*Data extract*.
=====

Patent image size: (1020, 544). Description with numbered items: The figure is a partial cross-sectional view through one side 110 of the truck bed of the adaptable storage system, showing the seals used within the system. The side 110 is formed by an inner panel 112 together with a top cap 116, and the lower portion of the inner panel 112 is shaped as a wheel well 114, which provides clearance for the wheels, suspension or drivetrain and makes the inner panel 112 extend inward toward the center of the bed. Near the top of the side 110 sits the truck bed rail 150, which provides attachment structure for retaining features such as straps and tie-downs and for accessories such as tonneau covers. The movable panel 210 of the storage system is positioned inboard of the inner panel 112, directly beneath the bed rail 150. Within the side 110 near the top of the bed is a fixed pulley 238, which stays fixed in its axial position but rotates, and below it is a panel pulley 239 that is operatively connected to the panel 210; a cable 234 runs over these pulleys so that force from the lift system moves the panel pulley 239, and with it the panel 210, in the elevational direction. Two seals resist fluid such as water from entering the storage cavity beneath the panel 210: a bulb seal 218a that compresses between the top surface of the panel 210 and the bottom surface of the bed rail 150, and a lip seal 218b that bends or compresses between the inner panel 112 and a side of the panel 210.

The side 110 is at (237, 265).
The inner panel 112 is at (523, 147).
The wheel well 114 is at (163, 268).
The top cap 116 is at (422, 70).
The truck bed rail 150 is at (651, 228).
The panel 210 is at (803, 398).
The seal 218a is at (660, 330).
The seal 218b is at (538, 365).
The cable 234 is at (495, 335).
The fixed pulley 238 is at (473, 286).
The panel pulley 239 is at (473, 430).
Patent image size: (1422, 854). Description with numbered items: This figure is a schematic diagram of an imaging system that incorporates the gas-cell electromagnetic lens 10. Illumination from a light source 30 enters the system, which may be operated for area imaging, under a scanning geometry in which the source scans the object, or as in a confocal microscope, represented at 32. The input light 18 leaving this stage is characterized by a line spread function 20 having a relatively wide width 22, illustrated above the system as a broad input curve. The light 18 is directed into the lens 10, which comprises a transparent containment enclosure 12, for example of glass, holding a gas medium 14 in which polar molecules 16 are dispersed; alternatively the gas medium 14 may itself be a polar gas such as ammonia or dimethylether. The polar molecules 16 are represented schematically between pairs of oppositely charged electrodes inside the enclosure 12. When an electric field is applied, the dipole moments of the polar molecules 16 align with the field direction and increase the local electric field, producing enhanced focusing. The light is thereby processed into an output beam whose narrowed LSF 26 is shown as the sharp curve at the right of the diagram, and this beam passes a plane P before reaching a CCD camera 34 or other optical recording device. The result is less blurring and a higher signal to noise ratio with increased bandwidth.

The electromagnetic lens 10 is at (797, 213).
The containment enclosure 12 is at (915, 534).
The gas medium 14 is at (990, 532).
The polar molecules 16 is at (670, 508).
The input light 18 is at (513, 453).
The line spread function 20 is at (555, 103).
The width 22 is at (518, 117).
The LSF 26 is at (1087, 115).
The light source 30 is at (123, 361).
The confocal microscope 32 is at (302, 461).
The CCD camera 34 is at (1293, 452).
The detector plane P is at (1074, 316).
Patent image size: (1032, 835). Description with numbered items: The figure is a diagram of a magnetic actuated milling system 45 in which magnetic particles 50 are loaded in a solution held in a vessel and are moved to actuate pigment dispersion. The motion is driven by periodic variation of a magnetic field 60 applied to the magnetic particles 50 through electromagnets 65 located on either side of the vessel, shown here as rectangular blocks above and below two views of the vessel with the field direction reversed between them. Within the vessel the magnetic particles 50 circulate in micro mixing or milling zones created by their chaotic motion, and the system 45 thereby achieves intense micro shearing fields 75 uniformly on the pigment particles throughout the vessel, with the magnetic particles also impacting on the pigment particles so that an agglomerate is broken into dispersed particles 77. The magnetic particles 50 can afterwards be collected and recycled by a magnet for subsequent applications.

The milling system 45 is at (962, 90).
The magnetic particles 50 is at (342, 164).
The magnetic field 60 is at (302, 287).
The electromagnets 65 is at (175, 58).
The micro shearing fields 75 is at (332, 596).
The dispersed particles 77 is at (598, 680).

=====

*Objective*. Recast the stretch of the material that opens with the line containing "Patent image size: (1032, 835)." and closes with the line containing "The magnetic field 60 is at (302, 287)." as a Markdown table with the columns Row and Line, giving each line its row number and leaving out blank lines.

*Completed task*.
| Row | Line |
|---|---|
| 1 | Patent image size: (1032, 835). Description with numbered items: The figure is a diagram of a magnetic actuated milling system 45 in which magnetic particles 50 are loaded in a solution held in a vessel and are moved to actuate pigment dispersion. The motion is driven by periodic variation of a magnetic field 60 applied to the magnetic particles 50 through electromagnets 65 located on either side of the vessel, shown here as rectangular blocks above and below two views of the vessel with the field direction reversed between them. Within the vessel the magnetic particles 50 circulate in micro mixing or milling zones created by their chaotic motion, and the system 45 thereby achieves intense micro shearing fields 75 uniformly on the pigment particles throughout the vessel, with the magnetic particles also impacting on the pigment particles so that an agglomerate is broken into dispersed particles 77. The magnetic particles 50 can afterwards be collected and recycled by a magnet for subsequent applications. |
| 2 | The milling system 45 is at (962, 90). |
| 3 | The magnetic particles 50 is at (342, 164). |
| 4 | The magnetic field 60 is at (302, 287). |